*Do this*
Could every line of the data be printed exactly as it reads?

Extracts from a graphics dataset
###

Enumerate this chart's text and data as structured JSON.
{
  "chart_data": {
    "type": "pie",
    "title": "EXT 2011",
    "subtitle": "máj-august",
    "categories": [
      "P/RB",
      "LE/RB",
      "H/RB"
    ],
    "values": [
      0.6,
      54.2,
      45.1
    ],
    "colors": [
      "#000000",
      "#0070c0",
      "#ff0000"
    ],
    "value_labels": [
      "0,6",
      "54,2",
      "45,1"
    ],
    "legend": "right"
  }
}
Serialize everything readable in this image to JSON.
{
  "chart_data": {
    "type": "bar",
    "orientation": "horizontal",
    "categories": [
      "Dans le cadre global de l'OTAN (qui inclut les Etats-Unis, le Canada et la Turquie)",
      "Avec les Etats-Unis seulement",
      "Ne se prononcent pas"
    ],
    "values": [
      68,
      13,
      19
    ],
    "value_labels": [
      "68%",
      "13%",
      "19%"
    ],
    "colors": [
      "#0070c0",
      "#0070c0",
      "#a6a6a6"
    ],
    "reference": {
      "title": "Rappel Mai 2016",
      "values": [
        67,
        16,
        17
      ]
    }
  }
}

###

*Answer to this exercise*
Enumerate this chart's text and data as structured JSON.
{
  "chart_data": {
    "type": "pie",
    "title": "EXT 2011",
    "subtitle": "máj-august",
    "categories": [
      "P/RB",
      "LE/RB",
      "H/RB"
    ],
    "values": [
      0.6,
      54.2,
      45.1
    ],
    "colors": [
      "#000000",
      "#0070c0",
      "#ff0000"
    ],
    "value_labels": [
      "0,6",
      "54,2",
      "45,1"
    ],
    "legend": "right"
  }
}
Serialize everything readable in this image to JSON.
{
  "chart_data": {
    "type": "bar",
    "orientation": "horizontal",
    "categories": [
      "Dans le cadre global de l'OTAN (qui inclut les Etats-Unis, le Canada et la Turquie)",
      "Avec les Etats-Unis seulement",
      "Ne se prononcent pas"
    ],
    "values": [
      68,
      13,
      19
    ],
    "value_labels": [
      "68%",
      "13%",
      "19%"
    ],
    "colors": [
      "#0070c0",
      "#0070c0",
      "#a6a6a6"
    ],
    "reference": {
      "title": "Rappel Mai 2016",
      "values": [
        67,
        16,
        17
      ]
    }
  }
}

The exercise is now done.